Saved entries:
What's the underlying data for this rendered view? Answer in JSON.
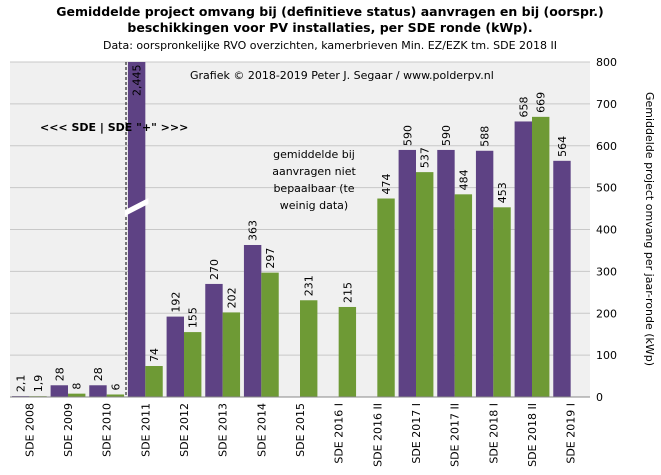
{
  "chart_data": {
    "type": "bar",
    "title": [
      "Gemiddelde project omvang bij (definitieve status) aanvragen en bij (oorspr.)",
      "beschikkingen voor PV installaties, per SDE ronde (kWp)."
    ],
    "subtitle": "Data: oorspronkelijke RVO overzichten, kamerbrieven Min. EZ/EZK tm. SDE 2018 II",
    "credit": "Grafiek © 2018-2019 Peter J. Segaar / www.polderpv.nl",
    "annotation_sde": "<<< SDE | SDE \"+\" >>>",
    "annotation_note": [
      "gemiddelde bij",
      "aanvragen niet",
      "bepaalbaar (te",
      "weinig data)"
    ],
    "y_label": "Gemiddelde project omvang per jaar-ronde (kWp)",
    "categories": [
      "SDE 2008",
      "SDE 2009",
      "SDE 2010",
      "SDE 2011",
      "SDE 2012",
      "SDE 2013",
      "SDE 2014",
      "SDE 2015",
      "SDE 2016 I",
      "SDE 2016 II",
      "SDE 2017 I",
      "SDE 2017 II",
      "SDE 2018 I",
      "SDE 2018 II",
      "SDE 2019 I"
    ],
    "series": [
      {
        "color": "#5e4284",
        "label_color": "#7d5aa8",
        "values": [
          2.1,
          28,
          28,
          2445,
          192,
          270,
          363,
          null,
          null,
          null,
          590,
          590,
          588,
          658,
          564
        ],
        "value_labels": [
          "2,1",
          "28",
          "28",
          "2,445",
          "192",
          "270",
          "363",
          null,
          null,
          null,
          "590",
          "590",
          "588",
          "658",
          "564"
        ]
      },
      {
        "color": "#6e9a35",
        "label_color": "#4f6f24",
        "values": [
          1.9,
          8,
          6,
          74,
          155,
          202,
          297,
          231,
          215,
          474,
          537,
          484,
          453,
          669,
          null
        ],
        "value_labels": [
          "1,9",
          "8",
          "6",
          "74",
          "155",
          "202",
          "297",
          "231",
          "215",
          "474",
          "537",
          "484",
          "453",
          "669",
          null
        ]
      }
    ],
    "ylim": [
      0,
      800
    ],
    "yticks": [
      0,
      100,
      200,
      300,
      400,
      500,
      600,
      700,
      800
    ],
    "grid": true
  }
}
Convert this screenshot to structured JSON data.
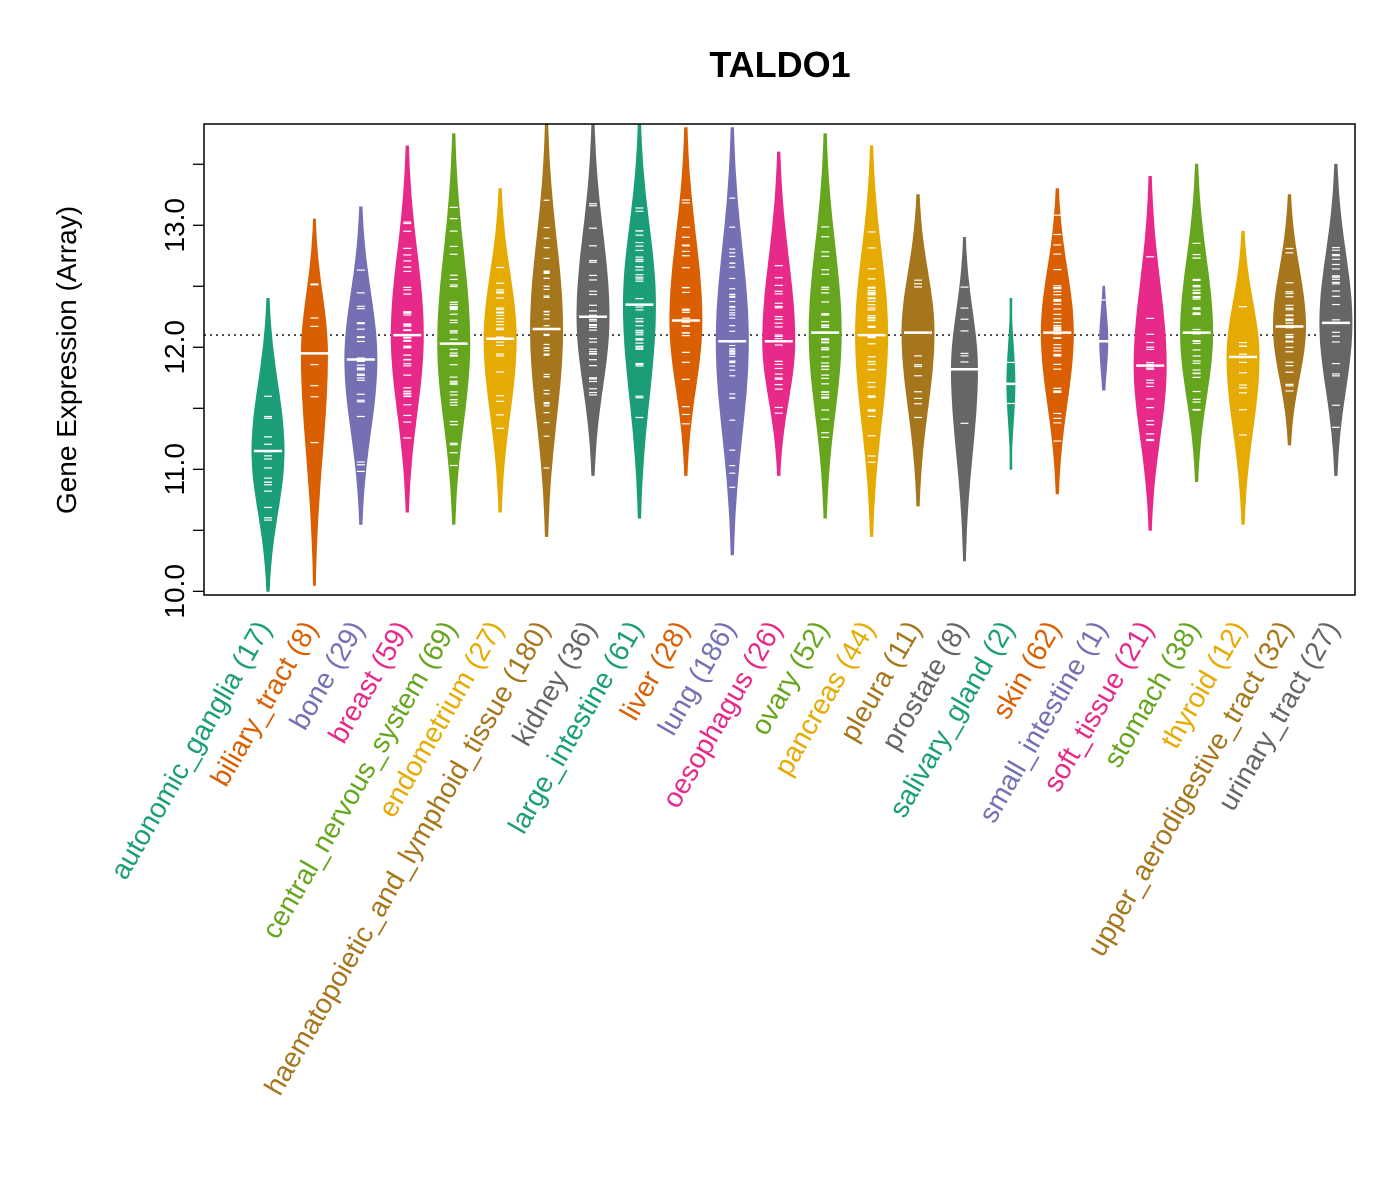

EXERCISE REQUIREMENTS: Set the listing down in full and exactly. Pictures within it should not appear in the copy.

EXERCISE ANSWER:
What's the underlying data for this rendered view? Answer in JSON.
{
  "chart_data": {
    "type": "bar",
    "title": [
      "Gemiddelde project omvang bij (definitieve status) aanvragen en bij (oorspr.)",
      "beschikkingen voor PV installaties, per SDE ronde (kWp)."
    ],
    "subtitle": "Data: oorspronkelijke RVO overzichten, kamerbrieven Min. EZ/EZK tm. SDE 2018 II",
    "credit": "Grafiek © 2018-2019 Peter J. Segaar / www.polderpv.nl",
    "annotation_sde": "<<< SDE | SDE \"+\" >>>",
    "annotation_note": [
      "gemiddelde bij",
      "aanvragen niet",
      "bepaalbaar (te",
      "weinig data)"
    ],
    "y_label": "Gemiddelde project omvang per jaar-ronde (kWp)",
    "categories": [
      "SDE 2008",
      "SDE 2009",
      "SDE 2010",
      "SDE 2011",
      "SDE 2012",
      "SDE 2013",
      "SDE 2014",
      "SDE 2015",
      "SDE 2016 I",
      "SDE 2016 II",
      "SDE 2017 I",
      "SDE 2017 II",
      "SDE 2018 I",
      "SDE 2018 II",
      "SDE 2019 I"
    ],
    "series": [
      {
        "color": "#5e4284",
        "label_color": "#7d5aa8",
        "values": [
          2.1,
          28,
          28,
          2445,
          192,
          270,
          363,
          null,
          null,
          null,
          590,
          590,
          588,
          658,
          564
        ],
        "value_labels": [
          "2,1",
          "28",
          "28",
          "2,445",
          "192",
          "270",
          "363",
          null,
          null,
          null,
          "590",
          "590",
          "588",
          "658",
          "564"
        ]
      },
      {
        "color": "#6e9a35",
        "label_color": "#4f6f24",
        "values": [
          1.9,
          8,
          6,
          74,
          155,
          202,
          297,
          231,
          215,
          474,
          537,
          484,
          453,
          669,
          null
        ],
        "value_labels": [
          "1,9",
          "8",
          "6",
          "74",
          "155",
          "202",
          "297",
          "231",
          "215",
          "474",
          "537",
          "484",
          "453",
          "669",
          null
        ]
      }
    ],
    "ylim": [
      0,
      800
    ],
    "yticks": [
      0,
      100,
      200,
      300,
      400,
      500,
      600,
      700,
      800
    ],
    "grid": true
  }
}
Convert this screenshot to structured JSON data.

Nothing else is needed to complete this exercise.